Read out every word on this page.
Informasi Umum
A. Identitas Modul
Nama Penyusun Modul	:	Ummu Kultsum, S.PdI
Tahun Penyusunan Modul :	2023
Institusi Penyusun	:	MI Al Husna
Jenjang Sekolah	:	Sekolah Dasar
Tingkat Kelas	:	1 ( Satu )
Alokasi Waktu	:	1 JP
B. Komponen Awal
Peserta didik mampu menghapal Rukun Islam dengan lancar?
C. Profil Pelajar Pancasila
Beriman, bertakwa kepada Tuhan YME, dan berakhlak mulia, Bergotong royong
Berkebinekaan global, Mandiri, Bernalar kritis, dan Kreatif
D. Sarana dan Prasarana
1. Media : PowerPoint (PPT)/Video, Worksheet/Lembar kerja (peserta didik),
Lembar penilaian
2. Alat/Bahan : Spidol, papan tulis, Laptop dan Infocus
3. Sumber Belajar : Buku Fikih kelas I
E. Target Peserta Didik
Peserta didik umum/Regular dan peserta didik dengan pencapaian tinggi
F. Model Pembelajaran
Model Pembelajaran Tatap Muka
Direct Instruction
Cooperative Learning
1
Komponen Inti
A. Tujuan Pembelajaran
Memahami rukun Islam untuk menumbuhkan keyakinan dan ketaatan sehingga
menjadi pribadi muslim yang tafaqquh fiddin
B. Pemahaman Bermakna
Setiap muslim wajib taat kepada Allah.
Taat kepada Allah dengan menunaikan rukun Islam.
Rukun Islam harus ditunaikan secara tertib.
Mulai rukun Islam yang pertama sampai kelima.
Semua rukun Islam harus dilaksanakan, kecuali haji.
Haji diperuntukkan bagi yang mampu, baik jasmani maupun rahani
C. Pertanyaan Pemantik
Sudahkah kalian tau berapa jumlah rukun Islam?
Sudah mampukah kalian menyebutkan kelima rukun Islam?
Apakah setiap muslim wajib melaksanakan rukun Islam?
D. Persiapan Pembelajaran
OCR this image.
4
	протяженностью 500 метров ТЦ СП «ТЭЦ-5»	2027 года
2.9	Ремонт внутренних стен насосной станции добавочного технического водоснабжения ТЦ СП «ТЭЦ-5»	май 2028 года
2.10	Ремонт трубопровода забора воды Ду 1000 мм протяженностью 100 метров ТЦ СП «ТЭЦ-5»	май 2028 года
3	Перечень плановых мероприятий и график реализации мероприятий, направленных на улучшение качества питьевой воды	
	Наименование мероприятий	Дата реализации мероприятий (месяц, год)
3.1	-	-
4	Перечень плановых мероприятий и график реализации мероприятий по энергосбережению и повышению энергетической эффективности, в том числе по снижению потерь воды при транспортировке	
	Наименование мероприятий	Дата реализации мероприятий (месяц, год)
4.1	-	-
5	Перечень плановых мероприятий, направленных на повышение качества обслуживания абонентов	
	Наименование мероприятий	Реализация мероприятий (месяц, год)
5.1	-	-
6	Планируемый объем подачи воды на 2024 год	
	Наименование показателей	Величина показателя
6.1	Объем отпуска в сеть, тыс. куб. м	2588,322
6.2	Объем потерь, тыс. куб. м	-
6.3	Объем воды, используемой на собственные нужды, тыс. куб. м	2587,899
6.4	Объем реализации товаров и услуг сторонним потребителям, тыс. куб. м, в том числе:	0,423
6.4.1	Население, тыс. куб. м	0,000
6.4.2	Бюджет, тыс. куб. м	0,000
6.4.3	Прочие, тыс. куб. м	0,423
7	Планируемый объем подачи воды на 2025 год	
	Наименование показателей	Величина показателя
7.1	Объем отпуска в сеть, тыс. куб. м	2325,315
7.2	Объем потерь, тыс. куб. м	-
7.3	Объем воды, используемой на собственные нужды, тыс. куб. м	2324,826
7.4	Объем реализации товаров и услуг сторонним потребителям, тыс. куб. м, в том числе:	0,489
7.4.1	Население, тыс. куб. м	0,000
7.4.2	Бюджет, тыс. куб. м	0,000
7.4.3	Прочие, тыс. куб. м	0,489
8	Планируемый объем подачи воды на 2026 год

■ **Request**: Quote the material exactly, leaving nothing out.

■ **Written solution**:
Read out every word on this page.
Informasi Umum
A. Identitas Modul
Nama Penyusun Modul	:	Ummu Kultsum, S.PdI
Tahun Penyusunan Modul :	2023
Institusi Penyusun	:	MI Al Husna
Jenjang Sekolah	:	Sekolah Dasar
Tingkat Kelas	:	1 ( Satu )
Alokasi Waktu	:	1 JP
B. Komponen Awal
Peserta didik mampu menghapal Rukun Islam dengan lancar?
C. Profil Pelajar Pancasila
Beriman, bertakwa kepada Tuhan YME, dan berakhlak mulia, Bergotong royong
Berkebinekaan global, Mandiri, Bernalar kritis, dan Kreatif
D. Sarana dan Prasarana
1. Media : PowerPoint (PPT)/Video, Worksheet/Lembar kerja (peserta didik),
Lembar penilaian
2. Alat/Bahan : Spidol, papan tulis, Laptop dan Infocus
3. Sumber Belajar : Buku Fikih kelas I
E. Target Peserta Didik
Peserta didik umum/Regular dan peserta didik dengan pencapaian tinggi
F. Model Pembelajaran
Model Pembelajaran Tatap Muka
Direct Instruction
Cooperative Learning
1
Komponen Inti
A. Tujuan Pembelajaran
Memahami rukun Islam untuk menumbuhkan keyakinan dan ketaatan sehingga
menjadi pribadi muslim yang tafaqquh fiddin
B. Pemahaman Bermakna
Setiap muslim wajib taat kepada Allah.
Taat kepada Allah dengan menunaikan rukun Islam.
Rukun Islam harus ditunaikan secara tertib.
Mulai rukun Islam yang pertama sampai kelima.
Semua rukun Islam harus dilaksanakan, kecuali haji.
Haji diperuntukkan bagi yang mampu, baik jasmani maupun rahani
C. Pertanyaan Pemantik
Sudahkah kalian tau berapa jumlah rukun Islam?
Sudah mampukah kalian menyebutkan kelima rukun Islam?
Apakah setiap muslim wajib melaksanakan rukun Islam?
D. Persiapan Pembelajaran
OCR this image.
4
	протяженностью 500 метров ТЦ СП «ТЭЦ-5»	2027 года
2.9	Ремонт внутренних стен насосной станции добавочного технического водоснабжения ТЦ СП «ТЭЦ-5»	май 2028 года
2.10	Ремонт трубопровода забора воды Ду 1000 мм протяженностью 100 метров ТЦ СП «ТЭЦ-5»	май 2028 года
3	Перечень плановых мероприятий и график реализации мероприятий, направленных на улучшение качества питьевой воды	
	Наименование мероприятий	Дата реализации мероприятий (месяц, год)
3.1	-	-
4	Перечень плановых мероприятий и график реализации мероприятий по энергосбережению и повышению энергетической эффективности, в том числе по снижению потерь воды при транспортировке	
	Наименование мероприятий	Дата реализации мероприятий (месяц, год)
4.1	-	-
5	Перечень плановых мероприятий, направленных на повышение качества обслуживания абонентов	
	Наименование мероприятий	Реализация мероприятий (месяц, год)
5.1	-	-
6	Планируемый объем подачи воды на 2024 год	
	Наименование показателей	Величина показателя
6.1	Объем отпуска в сеть, тыс. куб. м	2588,322
6.2	Объем потерь, тыс. куб. м	-
6.3	Объем воды, используемой на собственные нужды, тыс. куб. м	2587,899
6.4	Объем реализации товаров и услуг сторонним потребителям, тыс. куб. м, в том числе:	0,423
6.4.1	Население, тыс. куб. м	0,000
6.4.2	Бюджет, тыс. куб. м	0,000
6.4.3	Прочие, тыс. куб. м	0,423
7	Планируемый объем подачи воды на 2025 год	
	Наименование показателей	Величина показателя
7.1	Объем отпуска в сеть, тыс. куб. м	2325,315
7.2	Объем потерь, тыс. куб. м	-
7.3	Объем воды, используемой на собственные нужды, тыс. куб. м	2324,826
7.4	Объем реализации товаров и услуг сторонним потребителям, тыс. куб. м, в том числе:	0,489
7.4.1	Население, тыс. куб. м	0,000
7.4.2	Бюджет, тыс. куб. м	0,000
7.4.3	Прочие, тыс. куб. м	0,489
8	Планируемый объем подачи воды на 2026 год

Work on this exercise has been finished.